== PROVIDED DATA ==
_ _ _ _ _ _ _

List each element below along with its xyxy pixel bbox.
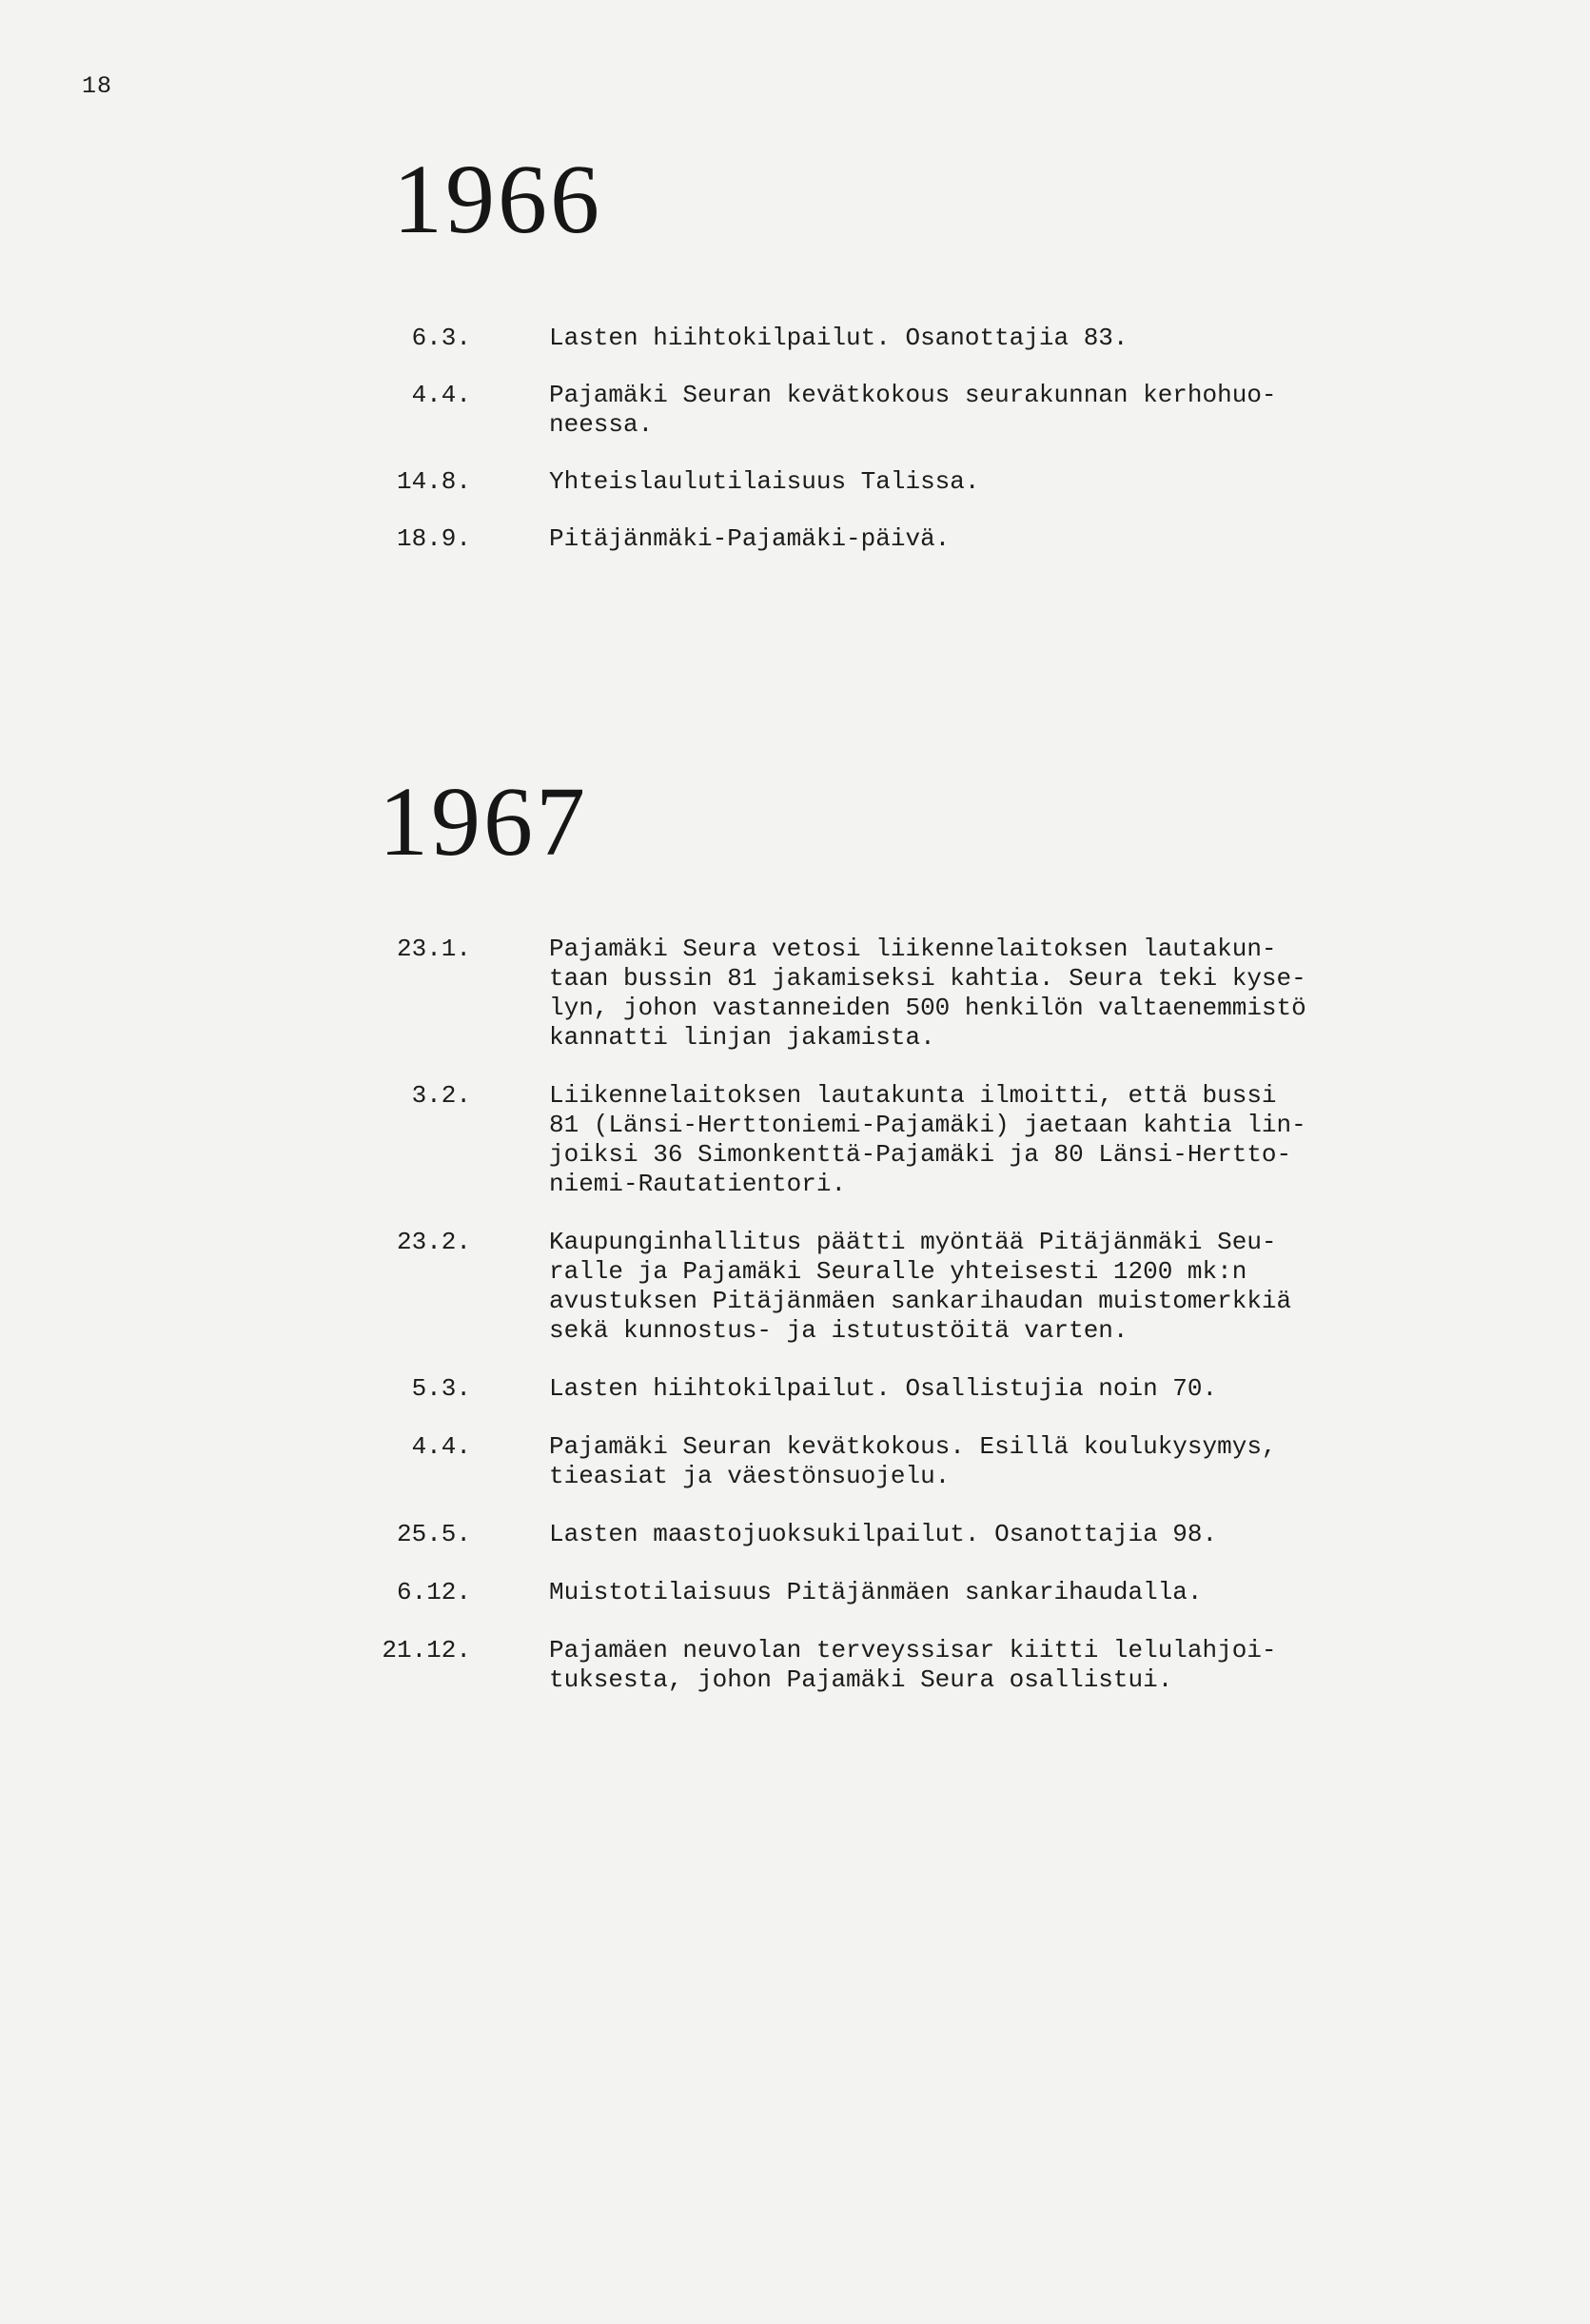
entry-text-line: Pajamäki Seura vetosi liikennelaitoksen lautakun- <box>549 935 1277 963</box>
entry-date: 14.8. <box>396 467 471 496</box>
entry-date: 4.4. <box>411 381 471 409</box>
entry-date: 4.4. <box>411 1432 471 1461</box>
entry-text-line: lyn, johon vastanneiden 500 henkilön valtaenemmistö <box>549 994 1306 1022</box>
entry-text-line: niemi-Rautatientori. <box>549 1170 847 1198</box>
entry-date: 18.9. <box>396 524 471 553</box>
entry-text-line: Pajamäki Seuran kevätkokous seurakunnan kerhohuo- <box>549 381 1277 409</box>
chronology-entry <box>0 1374 1590 1404</box>
entry-text-line: Liikennelaitoksen lautakunta ilmoitti, että bussi <box>549 1081 1277 1110</box>
chronology-entry <box>0 1228 1590 1346</box>
entry-date: 6.3. <box>411 324 471 352</box>
entry-text-line: Kaupunginhallitus päätti myöntää Pitäjänmäki Seu- <box>549 1228 1277 1256</box>
entry-text-line: joiksi 36 Simonkenttä-Pajamäki ja 80 Länsi-Hertto- <box>549 1140 1292 1169</box>
entry-text-line: tuksesta, johon Pajamäki Seura osallistui. <box>549 1665 1173 1694</box>
entry-text-line: sekä kunnostus- ja istutustöitä varten. <box>549 1316 1129 1345</box>
entry-text-line: Lasten hiihtokilpailut. Osallistujia noin 70. <box>549 1374 1218 1403</box>
chronology-list-1966 <box>0 324 1590 581</box>
entry-text-line: 81 (Länsi-Herttoniemi-Pajamäki) jaetaan kahtia lin- <box>549 1111 1306 1139</box>
entry-date: 23.1. <box>396 935 471 963</box>
entry-text <box>549 1081 1501 1199</box>
entry-text <box>549 1636 1501 1695</box>
entry-text-line: Pitäjänmäki-Pajamäki-päivä. <box>549 524 951 553</box>
entry-text <box>549 1520 1501 1549</box>
entry-text-line: Lasten hiihtokilpailut. Osanottajia 83. <box>549 324 1129 352</box>
chronology-entry <box>0 1520 1590 1549</box>
entry-text <box>549 935 1501 1053</box>
entry-text <box>549 1432 1501 1491</box>
entry-text-line: tieasiat ja väestönsuojelu. <box>549 1462 951 1490</box>
entry-date: 3.2. <box>411 1081 471 1110</box>
entry-text <box>549 324 1501 353</box>
entry-text-line: Yhteislaulutilaisuus Talissa. <box>549 467 980 496</box>
entry-text <box>549 1374 1501 1404</box>
chronology-entry <box>0 1432 1590 1491</box>
entry-date: 5.3. <box>411 1374 471 1403</box>
chronology-list-1967 <box>0 935 1590 1723</box>
chronology-entry <box>0 935 1590 1053</box>
chronology-entry <box>0 324 1590 353</box>
entry-text-line: Muistotilaisuus Pitäjänmäen sankarihaudalla. <box>549 1578 1203 1606</box>
entry-text <box>549 1578 1501 1607</box>
chronology-entry <box>0 467 1590 497</box>
chronology-entry <box>0 1636 1590 1695</box>
entry-text-line: ralle ja Pajamäki Seuralle yhteisesti 1200 mk:n <box>549 1257 1247 1286</box>
entry-text <box>549 467 1501 497</box>
year-heading-1966: 1966 <box>393 145 602 254</box>
year-heading-1967: 1967 <box>379 767 588 876</box>
entry-date: 21.12. <box>382 1636 471 1664</box>
entry-date: 6.12. <box>396 1578 471 1606</box>
chronology-entry <box>0 524 1590 554</box>
entry-date: 25.5. <box>396 1520 471 1548</box>
entry-text-line: avustuksen Pitäjänmäen sankarihaudan muistomerkkiä <box>549 1287 1292 1315</box>
entry-text-line: kannatti linjan jakamista. <box>549 1023 935 1052</box>
entry-text-line: Lasten maastojuoksukilpailut. Osanottajia 98. <box>549 1520 1218 1548</box>
entry-text-line: neessa. <box>549 410 654 439</box>
entry-text <box>549 1228 1501 1346</box>
entry-text-line: Pajamäen neuvolan terveyssisar kiitti lelulahjoi- <box>549 1636 1277 1664</box>
entry-text-line: taan bussin 81 jakamiseksi kahtia. Seura teki kyse- <box>549 964 1306 993</box>
chronology-entry <box>0 381 1590 440</box>
entry-text <box>549 381 1501 440</box>
entry-date: 23.2. <box>396 1228 471 1256</box>
chronology-entry <box>0 1578 1590 1607</box>
chronology-entry <box>0 1081 1590 1199</box>
entry-text <box>549 524 1501 554</box>
page-number: 18 <box>82 72 113 100</box>
entry-text-line: Pajamäki Seuran kevätkokous. Esillä koulukysymys, <box>549 1432 1277 1461</box>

_ _ _ _ _ _ _

== SHORT EXERCISE ==
Swap "Osanottajia" for "Osallistujia" throughout the records and write all of their lines out again with nothing else changed. Leave the pictures out.

== RESULT ==
List each element below along with its xyxy pixel bbox.
entry-text-line: Pajamäki Seura vetosi liikennelaitoksen lautakun- <box>549 935 1277 963</box>
entry-date: 14.8. <box>396 467 471 496</box>
entry-date: 4.4. <box>411 381 471 409</box>
entry-date: 4.4. <box>411 1432 471 1461</box>
entry-text-line: lyn, johon vastanneiden 500 henkilön valtaenemmistö <box>549 994 1306 1022</box>
entry-text-line: niemi-Rautatientori. <box>549 1170 847 1198</box>
entry-date: 18.9. <box>396 524 471 553</box>
entry-text-line: Pajamäki Seuran kevätkokous seurakunnan kerhohuo- <box>549 381 1277 409</box>
chronology-entry <box>0 1374 1590 1404</box>
entry-text-line: Liikennelaitoksen lautakunta ilmoitti, että bussi <box>549 1081 1277 1110</box>
chronology-entry <box>0 1228 1590 1346</box>
entry-date: 6.3. <box>411 324 471 352</box>
entry-text-line: Kaupunginhallitus päätti myöntää Pitäjänmäki Seu- <box>549 1228 1277 1256</box>
entry-text-line: joiksi 36 Simonkenttä-Pajamäki ja 80 Länsi-Hertto- <box>549 1140 1292 1169</box>
entry-text-line: tuksesta, johon Pajamäki Seura osallistui. <box>549 1665 1173 1694</box>
entry-text-line: sekä kunnostus- ja istutustöitä varten. <box>549 1316 1129 1345</box>
entry-text-line: Lasten hiihtokilpailut. Osallistujia noin 70. <box>549 1374 1218 1403</box>
chronology-list-1966 <box>0 324 1590 581</box>
entry-text-line: 81 (Länsi-Herttoniemi-Pajamäki) jaetaan kahtia lin- <box>549 1111 1306 1139</box>
entry-date: 23.1. <box>396 935 471 963</box>
entry-text <box>549 1081 1501 1199</box>
entry-text <box>549 1636 1501 1695</box>
entry-text-line: Pitäjänmäki-Pajamäki-päivä. <box>549 524 951 553</box>
entry-text <box>549 1520 1501 1549</box>
entry-text-line: Lasten hiihtokilpailut. Osallistujia 83. <box>549 324 1129 352</box>
chronology-entry <box>0 1520 1590 1549</box>
entry-text <box>549 935 1501 1053</box>
entry-text <box>549 1432 1501 1491</box>
entry-text-line: tieasiat ja väestönsuojelu. <box>549 1462 951 1490</box>
entry-date: 3.2. <box>411 1081 471 1110</box>
entry-text <box>549 324 1501 353</box>
entry-text-line: Yhteislaulutilaisuus Talissa. <box>549 467 980 496</box>
entry-text <box>549 1374 1501 1404</box>
chronology-entry <box>0 1432 1590 1491</box>
entry-date: 5.3. <box>411 1374 471 1403</box>
chronology-list-1967 <box>0 935 1590 1723</box>
chronology-entry <box>0 935 1590 1053</box>
chronology-entry <box>0 324 1590 353</box>
entry-text-line: Muistotilaisuus Pitäjänmäen sankarihaudalla. <box>549 1578 1203 1606</box>
entry-text <box>549 1578 1501 1607</box>
chronology-entry <box>0 467 1590 497</box>
chronology-entry <box>0 1636 1590 1695</box>
entry-text-line: ralle ja Pajamäki Seuralle yhteisesti 1200 mk:n <box>549 1257 1247 1286</box>
entry-text <box>549 467 1501 497</box>
year-heading-1966: 1966 <box>393 145 602 254</box>
year-heading-1967: 1967 <box>379 767 588 876</box>
entry-date: 21.12. <box>382 1636 471 1664</box>
entry-date: 6.12. <box>396 1578 471 1606</box>
chronology-entry <box>0 524 1590 554</box>
entry-date: 25.5. <box>396 1520 471 1548</box>
entry-text-line: avustuksen Pitäjänmäen sankarihaudan muistomerkkiä <box>549 1287 1292 1315</box>
entry-text-line: kannatti linjan jakamista. <box>549 1023 935 1052</box>
entry-text-line: Lasten maastojuoksukilpailut. Osallistujia 98. <box>549 1520 1218 1548</box>
entry-text-line: neessa. <box>549 410 654 439</box>
entry-text <box>549 1228 1501 1346</box>
entry-text-line: Pajamäen neuvolan terveyssisar kiitti lelulahjoi- <box>549 1636 1277 1664</box>
entry-text-line: taan bussin 81 jakamiseksi kahtia. Seura teki kyse- <box>549 964 1306 993</box>
chronology-entry <box>0 381 1590 440</box>
entry-text <box>549 381 1501 440</box>
entry-date: 23.2. <box>396 1228 471 1256</box>
chronology-entry <box>0 1578 1590 1607</box>
chronology-entry <box>0 1081 1590 1199</box>
entry-text <box>549 524 1501 554</box>
page-number: 18 <box>82 72 113 100</box>
entry-text-line: Pajamäki Seuran kevätkokous. Esillä koulukysymys, <box>549 1432 1277 1461</box>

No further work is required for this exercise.